*WHAT IS REQUIRED:* In the entries below, find every line with "Cíle" and copy it.

Recorded data
· · · · · · ·

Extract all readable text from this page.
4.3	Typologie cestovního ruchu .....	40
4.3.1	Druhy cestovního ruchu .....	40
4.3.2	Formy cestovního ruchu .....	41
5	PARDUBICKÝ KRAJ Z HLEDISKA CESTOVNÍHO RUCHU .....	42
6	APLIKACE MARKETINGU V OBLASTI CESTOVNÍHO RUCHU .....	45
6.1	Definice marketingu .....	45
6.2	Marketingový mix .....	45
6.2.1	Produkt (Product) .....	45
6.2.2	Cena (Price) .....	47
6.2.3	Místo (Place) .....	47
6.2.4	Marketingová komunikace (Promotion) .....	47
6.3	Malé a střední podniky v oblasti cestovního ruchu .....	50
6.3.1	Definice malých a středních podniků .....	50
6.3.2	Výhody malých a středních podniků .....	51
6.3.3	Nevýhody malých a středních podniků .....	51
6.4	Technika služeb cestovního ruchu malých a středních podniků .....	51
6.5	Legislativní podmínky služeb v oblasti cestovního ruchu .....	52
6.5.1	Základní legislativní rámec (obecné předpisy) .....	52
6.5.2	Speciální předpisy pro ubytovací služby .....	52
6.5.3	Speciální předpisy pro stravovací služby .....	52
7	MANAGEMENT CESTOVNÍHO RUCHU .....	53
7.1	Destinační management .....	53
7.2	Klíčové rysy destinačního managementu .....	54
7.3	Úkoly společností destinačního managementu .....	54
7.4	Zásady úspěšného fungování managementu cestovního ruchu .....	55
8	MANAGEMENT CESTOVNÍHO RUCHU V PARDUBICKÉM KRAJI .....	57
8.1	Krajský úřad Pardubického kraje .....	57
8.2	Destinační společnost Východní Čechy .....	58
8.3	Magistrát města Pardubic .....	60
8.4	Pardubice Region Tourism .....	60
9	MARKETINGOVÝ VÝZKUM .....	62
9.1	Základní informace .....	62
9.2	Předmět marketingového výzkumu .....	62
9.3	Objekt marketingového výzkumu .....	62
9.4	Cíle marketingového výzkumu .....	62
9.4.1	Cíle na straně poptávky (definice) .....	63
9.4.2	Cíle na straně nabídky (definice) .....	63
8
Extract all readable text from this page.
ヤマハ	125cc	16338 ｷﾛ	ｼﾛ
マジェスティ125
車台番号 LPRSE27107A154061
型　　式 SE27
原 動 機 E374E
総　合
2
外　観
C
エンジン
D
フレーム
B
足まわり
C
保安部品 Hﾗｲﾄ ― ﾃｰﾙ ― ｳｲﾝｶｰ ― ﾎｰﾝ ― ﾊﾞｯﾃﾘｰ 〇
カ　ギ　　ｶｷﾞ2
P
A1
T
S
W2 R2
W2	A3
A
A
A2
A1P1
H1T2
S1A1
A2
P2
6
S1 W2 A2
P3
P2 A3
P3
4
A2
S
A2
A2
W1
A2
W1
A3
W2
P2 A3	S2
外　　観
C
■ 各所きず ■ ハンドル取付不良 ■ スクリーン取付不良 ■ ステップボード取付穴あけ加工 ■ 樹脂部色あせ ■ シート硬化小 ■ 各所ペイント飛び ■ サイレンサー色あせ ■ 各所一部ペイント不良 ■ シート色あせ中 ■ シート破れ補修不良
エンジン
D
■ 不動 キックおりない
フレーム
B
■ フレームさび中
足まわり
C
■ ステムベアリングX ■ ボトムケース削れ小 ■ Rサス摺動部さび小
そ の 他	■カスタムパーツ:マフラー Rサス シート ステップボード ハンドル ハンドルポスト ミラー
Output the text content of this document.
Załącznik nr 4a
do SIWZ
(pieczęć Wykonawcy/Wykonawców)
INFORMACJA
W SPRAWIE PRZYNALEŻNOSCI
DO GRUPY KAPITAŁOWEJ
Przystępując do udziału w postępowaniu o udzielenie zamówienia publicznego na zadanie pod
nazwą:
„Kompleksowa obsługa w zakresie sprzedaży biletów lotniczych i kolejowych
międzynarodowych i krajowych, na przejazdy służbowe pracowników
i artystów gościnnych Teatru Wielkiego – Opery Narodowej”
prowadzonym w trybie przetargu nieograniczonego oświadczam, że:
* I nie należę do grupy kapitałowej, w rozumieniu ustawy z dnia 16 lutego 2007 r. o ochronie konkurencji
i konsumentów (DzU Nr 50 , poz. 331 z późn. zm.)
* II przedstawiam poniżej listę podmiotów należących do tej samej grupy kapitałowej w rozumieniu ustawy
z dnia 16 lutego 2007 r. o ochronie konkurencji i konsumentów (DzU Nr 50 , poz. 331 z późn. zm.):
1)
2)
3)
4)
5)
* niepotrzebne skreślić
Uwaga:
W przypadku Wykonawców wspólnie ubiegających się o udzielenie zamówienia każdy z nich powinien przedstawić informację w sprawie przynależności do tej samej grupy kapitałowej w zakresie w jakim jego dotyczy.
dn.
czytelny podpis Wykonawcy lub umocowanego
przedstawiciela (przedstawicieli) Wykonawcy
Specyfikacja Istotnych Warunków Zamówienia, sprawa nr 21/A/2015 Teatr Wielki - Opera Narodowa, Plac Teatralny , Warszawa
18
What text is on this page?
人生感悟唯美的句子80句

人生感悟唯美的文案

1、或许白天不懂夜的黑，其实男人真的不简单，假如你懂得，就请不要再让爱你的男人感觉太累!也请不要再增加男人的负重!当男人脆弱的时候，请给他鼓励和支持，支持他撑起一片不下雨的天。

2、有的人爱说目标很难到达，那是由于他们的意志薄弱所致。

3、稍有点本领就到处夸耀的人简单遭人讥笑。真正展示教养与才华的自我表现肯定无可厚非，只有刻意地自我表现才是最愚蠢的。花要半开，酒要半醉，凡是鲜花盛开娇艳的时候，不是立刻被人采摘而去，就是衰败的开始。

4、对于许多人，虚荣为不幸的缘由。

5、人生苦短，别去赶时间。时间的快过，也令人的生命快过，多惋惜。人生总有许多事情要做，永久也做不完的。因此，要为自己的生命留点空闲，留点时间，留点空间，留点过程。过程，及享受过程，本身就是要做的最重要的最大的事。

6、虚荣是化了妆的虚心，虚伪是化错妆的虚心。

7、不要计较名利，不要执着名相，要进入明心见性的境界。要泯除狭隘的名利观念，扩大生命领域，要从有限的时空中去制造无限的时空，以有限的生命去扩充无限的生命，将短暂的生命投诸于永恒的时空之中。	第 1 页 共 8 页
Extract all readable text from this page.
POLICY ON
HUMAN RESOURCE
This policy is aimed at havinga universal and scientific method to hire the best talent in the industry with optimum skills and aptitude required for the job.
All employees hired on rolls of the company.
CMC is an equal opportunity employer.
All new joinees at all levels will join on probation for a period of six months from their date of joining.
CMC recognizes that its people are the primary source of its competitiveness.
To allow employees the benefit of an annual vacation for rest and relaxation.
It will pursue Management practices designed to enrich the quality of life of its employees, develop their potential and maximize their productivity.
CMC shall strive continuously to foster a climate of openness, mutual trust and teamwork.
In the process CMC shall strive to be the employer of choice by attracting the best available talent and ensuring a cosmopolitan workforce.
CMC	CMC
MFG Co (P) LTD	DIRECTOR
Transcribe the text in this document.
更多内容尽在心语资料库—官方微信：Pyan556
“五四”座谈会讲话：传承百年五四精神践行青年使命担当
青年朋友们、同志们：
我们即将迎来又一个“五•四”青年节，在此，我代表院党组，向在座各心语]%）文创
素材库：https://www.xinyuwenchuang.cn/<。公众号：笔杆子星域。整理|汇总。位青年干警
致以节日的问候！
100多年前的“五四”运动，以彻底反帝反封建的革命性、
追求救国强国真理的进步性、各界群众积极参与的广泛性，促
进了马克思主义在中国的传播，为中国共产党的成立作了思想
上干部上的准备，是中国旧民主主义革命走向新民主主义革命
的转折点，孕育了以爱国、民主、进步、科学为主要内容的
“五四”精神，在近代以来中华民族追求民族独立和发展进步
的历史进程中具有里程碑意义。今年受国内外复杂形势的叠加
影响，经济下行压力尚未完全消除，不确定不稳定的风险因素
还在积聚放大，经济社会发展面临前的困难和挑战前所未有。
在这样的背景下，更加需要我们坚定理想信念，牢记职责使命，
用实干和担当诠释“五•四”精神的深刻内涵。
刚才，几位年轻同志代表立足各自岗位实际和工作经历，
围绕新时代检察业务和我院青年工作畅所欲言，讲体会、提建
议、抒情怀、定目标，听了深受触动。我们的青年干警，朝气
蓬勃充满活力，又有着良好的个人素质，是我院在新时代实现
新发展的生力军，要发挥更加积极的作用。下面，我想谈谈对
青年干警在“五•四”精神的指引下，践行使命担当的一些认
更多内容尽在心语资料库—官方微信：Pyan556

· · · · · · ·

*EXERCISE SOLUTION:*
9.4	Cíle marketingového výzkumu .....	62
9.4.1	Cíle na straně poptávky (definice) .....	63
9.4.2	Cíle na straně nabídky (definice) .....	63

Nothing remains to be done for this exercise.